Items from a dataset
-- START --

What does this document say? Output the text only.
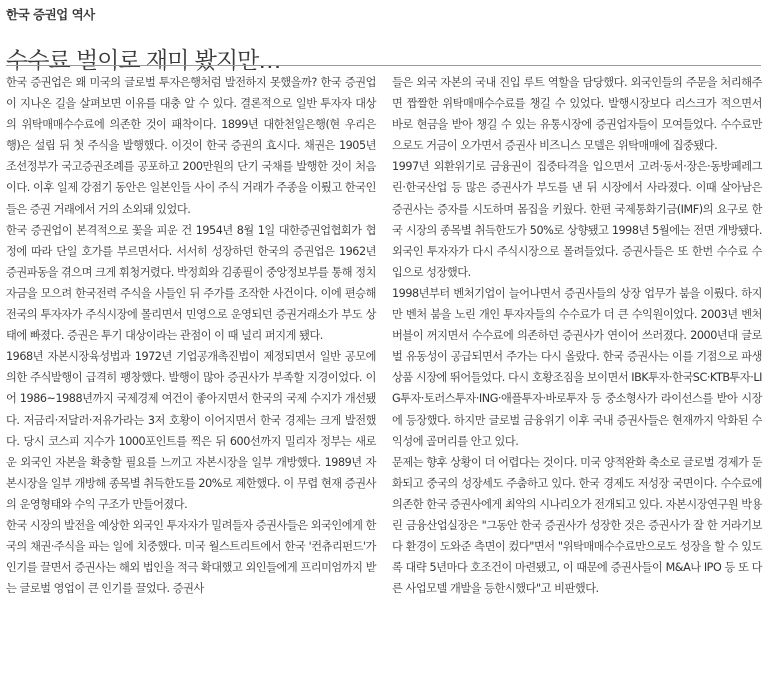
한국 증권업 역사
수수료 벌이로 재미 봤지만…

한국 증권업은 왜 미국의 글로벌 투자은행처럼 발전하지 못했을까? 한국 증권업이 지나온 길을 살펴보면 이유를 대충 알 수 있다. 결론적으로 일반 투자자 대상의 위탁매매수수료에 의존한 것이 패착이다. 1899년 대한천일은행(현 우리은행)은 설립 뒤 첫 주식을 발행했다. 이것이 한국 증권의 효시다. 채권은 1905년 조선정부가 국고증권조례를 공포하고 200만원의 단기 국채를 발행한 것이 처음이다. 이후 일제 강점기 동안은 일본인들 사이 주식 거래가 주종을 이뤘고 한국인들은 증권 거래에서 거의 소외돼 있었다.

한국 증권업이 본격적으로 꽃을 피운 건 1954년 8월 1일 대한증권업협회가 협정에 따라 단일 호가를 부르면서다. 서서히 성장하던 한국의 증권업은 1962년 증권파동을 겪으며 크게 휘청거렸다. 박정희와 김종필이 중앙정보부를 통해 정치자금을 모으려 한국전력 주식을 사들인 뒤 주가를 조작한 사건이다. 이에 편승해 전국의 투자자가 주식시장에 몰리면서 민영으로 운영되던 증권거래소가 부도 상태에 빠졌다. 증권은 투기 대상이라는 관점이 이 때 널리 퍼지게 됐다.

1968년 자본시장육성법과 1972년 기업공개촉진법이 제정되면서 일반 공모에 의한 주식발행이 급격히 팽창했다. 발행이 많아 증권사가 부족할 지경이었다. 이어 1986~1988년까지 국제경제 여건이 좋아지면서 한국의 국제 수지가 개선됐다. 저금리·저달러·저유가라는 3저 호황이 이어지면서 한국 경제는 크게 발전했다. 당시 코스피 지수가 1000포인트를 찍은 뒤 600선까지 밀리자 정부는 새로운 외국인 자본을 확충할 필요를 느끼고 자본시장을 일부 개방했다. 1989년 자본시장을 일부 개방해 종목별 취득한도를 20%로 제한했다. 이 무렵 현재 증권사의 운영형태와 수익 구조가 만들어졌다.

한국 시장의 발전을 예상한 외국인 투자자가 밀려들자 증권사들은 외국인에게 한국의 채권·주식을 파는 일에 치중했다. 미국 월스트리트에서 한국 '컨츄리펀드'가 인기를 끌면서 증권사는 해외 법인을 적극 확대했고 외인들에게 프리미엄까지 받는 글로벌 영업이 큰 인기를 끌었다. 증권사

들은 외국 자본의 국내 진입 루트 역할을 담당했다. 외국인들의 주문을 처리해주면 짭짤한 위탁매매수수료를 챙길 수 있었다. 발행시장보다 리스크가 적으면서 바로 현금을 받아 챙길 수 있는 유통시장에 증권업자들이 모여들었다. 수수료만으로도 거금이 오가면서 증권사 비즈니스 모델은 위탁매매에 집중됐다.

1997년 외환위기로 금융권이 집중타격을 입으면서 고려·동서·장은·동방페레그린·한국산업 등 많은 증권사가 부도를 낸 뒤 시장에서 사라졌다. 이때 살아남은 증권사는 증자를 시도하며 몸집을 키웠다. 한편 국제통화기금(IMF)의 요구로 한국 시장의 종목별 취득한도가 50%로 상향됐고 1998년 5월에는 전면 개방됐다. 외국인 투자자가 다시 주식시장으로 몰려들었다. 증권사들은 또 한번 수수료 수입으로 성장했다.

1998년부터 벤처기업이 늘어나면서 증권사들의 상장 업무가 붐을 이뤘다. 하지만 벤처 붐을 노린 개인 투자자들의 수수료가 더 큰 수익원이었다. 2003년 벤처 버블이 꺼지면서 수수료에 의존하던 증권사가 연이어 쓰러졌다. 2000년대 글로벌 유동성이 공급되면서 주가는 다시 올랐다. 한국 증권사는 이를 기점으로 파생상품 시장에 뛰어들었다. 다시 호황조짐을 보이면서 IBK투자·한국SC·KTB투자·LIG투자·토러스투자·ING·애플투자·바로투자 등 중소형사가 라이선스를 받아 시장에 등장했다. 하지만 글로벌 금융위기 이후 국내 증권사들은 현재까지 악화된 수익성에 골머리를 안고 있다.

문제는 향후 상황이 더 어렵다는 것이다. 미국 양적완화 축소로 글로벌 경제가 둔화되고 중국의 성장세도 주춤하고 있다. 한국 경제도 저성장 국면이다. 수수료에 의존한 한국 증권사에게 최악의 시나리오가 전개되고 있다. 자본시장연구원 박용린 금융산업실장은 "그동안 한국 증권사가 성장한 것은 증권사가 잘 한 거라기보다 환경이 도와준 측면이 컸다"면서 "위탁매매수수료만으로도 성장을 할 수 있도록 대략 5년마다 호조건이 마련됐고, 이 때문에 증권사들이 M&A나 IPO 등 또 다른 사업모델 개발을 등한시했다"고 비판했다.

-- END --

THE TASK => Return only those lines of the records that contain the string "증권업이".

ANSWER FOR THIS EXERCISE =>
한국 증권업은 왜 미국의 글로벌 투자은행처럼 발전하지 못했을까? 한국 증권업이 지나온 길을 살펴보면 이유를 대충 알 수 있다. 결론적으로 일반 투자자 대상의 위탁매매수수료에 의존한 것이 패착이다. 1899년 대한천일은행(현 우리은행)은 설립 뒤 첫 주식을 발행했다. 이것이 한국 증권의 효시다. 채권은 1905년 조선정부가 국고증권조례를 공포하고 200만원의 단기 국채를 발행한 것이 처음이다. 이후 일제 강점기 동안은 일본인들 사이 주식 거래가 주종을 이뤘고 한국인들은 증권 거래에서 거의 소외돼 있었다.
한국 증권업이 본격적으로 꽃을 피운 건 1954년 8월 1일 대한증권업협회가 협정에 따라 단일 호가를 부르면서다. 서서히 성장하던 한국의 증권업은 1962년 증권파동을 겪으며 크게 휘청거렸다. 박정희와 김종필이 중앙정보부를 통해 정치자금을 모으려 한국전력 주식을 사들인 뒤 주가를 조작한 사건이다. 이에 편승해 전국의 투자자가 주식시장에 몰리면서 민영으로 운영되던 증권거래소가 부도 상태에 빠졌다. 증권은 투기 대상이라는 관점이 이 때 널리 퍼지게 됐다.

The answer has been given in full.